SET PROBLEM » Your answer should be a single number: how many lines in the data below hold the string "برون".

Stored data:
════════════════
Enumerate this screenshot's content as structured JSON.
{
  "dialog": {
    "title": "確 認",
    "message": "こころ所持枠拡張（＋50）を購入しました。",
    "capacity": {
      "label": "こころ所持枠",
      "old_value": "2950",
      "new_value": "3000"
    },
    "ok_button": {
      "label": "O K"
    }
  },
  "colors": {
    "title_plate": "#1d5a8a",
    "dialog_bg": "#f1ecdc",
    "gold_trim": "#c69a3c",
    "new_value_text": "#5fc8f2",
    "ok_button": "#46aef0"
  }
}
════════════════
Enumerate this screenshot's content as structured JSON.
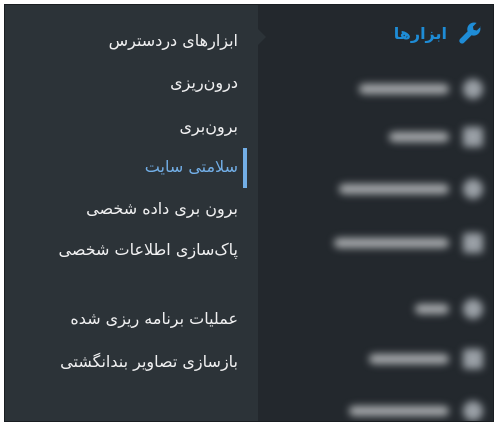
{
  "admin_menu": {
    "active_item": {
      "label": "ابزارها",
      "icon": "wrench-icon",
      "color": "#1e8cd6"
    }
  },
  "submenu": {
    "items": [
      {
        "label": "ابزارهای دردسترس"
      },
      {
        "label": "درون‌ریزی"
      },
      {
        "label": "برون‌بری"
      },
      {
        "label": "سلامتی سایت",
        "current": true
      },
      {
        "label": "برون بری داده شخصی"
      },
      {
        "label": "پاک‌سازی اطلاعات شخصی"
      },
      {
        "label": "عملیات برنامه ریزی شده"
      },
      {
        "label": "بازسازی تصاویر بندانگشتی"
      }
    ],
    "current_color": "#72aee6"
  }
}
════════════════
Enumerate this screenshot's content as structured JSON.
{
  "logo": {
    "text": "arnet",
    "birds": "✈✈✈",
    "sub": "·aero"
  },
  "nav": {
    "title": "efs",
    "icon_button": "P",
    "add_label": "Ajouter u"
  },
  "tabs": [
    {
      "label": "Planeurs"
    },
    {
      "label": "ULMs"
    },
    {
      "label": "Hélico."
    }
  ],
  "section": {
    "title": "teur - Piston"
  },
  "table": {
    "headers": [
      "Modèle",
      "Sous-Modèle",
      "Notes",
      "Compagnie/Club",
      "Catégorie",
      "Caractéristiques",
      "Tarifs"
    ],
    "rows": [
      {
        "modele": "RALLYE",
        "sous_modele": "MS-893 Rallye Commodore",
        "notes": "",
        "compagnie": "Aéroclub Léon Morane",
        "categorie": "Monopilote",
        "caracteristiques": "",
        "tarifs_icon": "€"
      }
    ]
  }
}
════════════════
CORRECT RESULT » 2